> Goal
Return, word for word, every line that follows.

----- Input data

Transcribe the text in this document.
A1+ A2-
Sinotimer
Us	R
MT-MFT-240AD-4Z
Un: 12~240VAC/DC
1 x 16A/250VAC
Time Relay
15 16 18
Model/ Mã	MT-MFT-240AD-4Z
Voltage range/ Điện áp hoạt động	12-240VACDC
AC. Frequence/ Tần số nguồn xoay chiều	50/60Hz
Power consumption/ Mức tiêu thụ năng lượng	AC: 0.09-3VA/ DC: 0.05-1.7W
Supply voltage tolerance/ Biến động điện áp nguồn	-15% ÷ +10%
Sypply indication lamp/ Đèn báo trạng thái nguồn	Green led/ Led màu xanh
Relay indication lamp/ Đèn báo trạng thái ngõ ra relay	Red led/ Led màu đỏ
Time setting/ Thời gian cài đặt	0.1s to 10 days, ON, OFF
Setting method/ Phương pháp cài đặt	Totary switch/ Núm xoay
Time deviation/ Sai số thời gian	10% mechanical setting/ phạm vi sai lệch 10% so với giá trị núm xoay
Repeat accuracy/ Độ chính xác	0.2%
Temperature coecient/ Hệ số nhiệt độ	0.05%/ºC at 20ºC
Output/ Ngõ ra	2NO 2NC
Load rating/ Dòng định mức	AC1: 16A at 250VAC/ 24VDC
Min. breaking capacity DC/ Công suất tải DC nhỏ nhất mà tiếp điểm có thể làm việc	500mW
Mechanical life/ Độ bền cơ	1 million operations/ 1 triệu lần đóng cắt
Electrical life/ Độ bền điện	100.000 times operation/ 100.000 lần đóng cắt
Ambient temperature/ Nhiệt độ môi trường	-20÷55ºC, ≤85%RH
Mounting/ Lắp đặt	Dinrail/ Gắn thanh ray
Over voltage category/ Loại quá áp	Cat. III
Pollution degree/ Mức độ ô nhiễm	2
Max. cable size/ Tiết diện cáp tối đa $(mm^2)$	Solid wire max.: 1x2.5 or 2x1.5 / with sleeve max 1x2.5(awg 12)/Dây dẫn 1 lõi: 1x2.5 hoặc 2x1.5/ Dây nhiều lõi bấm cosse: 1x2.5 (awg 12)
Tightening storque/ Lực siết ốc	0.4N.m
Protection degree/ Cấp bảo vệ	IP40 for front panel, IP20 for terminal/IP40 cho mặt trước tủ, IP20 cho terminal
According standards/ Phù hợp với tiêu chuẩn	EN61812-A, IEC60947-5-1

----------

> Solution to this exercise
Transcribe the text in this document.
A1+ A2-
Sinotimer
Us	R
MT-MFT-240AD-4Z
Un: 12~240VAC/DC
1 x 16A/250VAC
Time Relay
15 16 18
Model/ Mã	MT-MFT-240AD-4Z
Voltage range/ Điện áp hoạt động	12-240VACDC
AC. Frequence/ Tần số nguồn xoay chiều	50/60Hz
Power consumption/ Mức tiêu thụ năng lượng	AC: 0.09-3VA/ DC: 0.05-1.7W
Supply voltage tolerance/ Biến động điện áp nguồn	-15% ÷ +10%
Sypply indication lamp/ Đèn báo trạng thái nguồn	Green led/ Led màu xanh
Relay indication lamp/ Đèn báo trạng thái ngõ ra relay	Red led/ Led màu đỏ
Time setting/ Thời gian cài đặt	0.1s to 10 days, ON, OFF
Setting method/ Phương pháp cài đặt	Totary switch/ Núm xoay
Time deviation/ Sai số thời gian	10% mechanical setting/ phạm vi sai lệch 10% so với giá trị núm xoay
Repeat accuracy/ Độ chính xác	0.2%
Temperature coecient/ Hệ số nhiệt độ	0.05%/ºC at 20ºC
Output/ Ngõ ra	2NO 2NC
Load rating/ Dòng định mức	AC1: 16A at 250VAC/ 24VDC
Min. breaking capacity DC/ Công suất tải DC nhỏ nhất mà tiếp điểm có thể làm việc	500mW
Mechanical life/ Độ bền cơ	1 million operations/ 1 triệu lần đóng cắt
Electrical life/ Độ bền điện	100.000 times operation/ 100.000 lần đóng cắt
Ambient temperature/ Nhiệt độ môi trường	-20÷55ºC, ≤85%RH
Mounting/ Lắp đặt	Dinrail/ Gắn thanh ray
Over voltage category/ Loại quá áp	Cat. III
Pollution degree/ Mức độ ô nhiễm	2
Max. cable size/ Tiết diện cáp tối đa $(mm^2)$	Solid wire max.: 1x2.5 or 2x1.5 / with sleeve max 1x2.5(awg 12)/Dây dẫn 1 lõi: 1x2.5 hoặc 2x1.5/ Dây nhiều lõi bấm cosse: 1x2.5 (awg 12)
Tightening storque/ Lực siết ốc	0.4N.m
Protection degree/ Cấp bảo vệ	IP40 for front panel, IP20 for terminal/IP40 cho mặt trước tủ, IP20 cho terminal
According standards/ Phù hợp với tiêu chuẩn	EN61812-A, IEC60947-5-1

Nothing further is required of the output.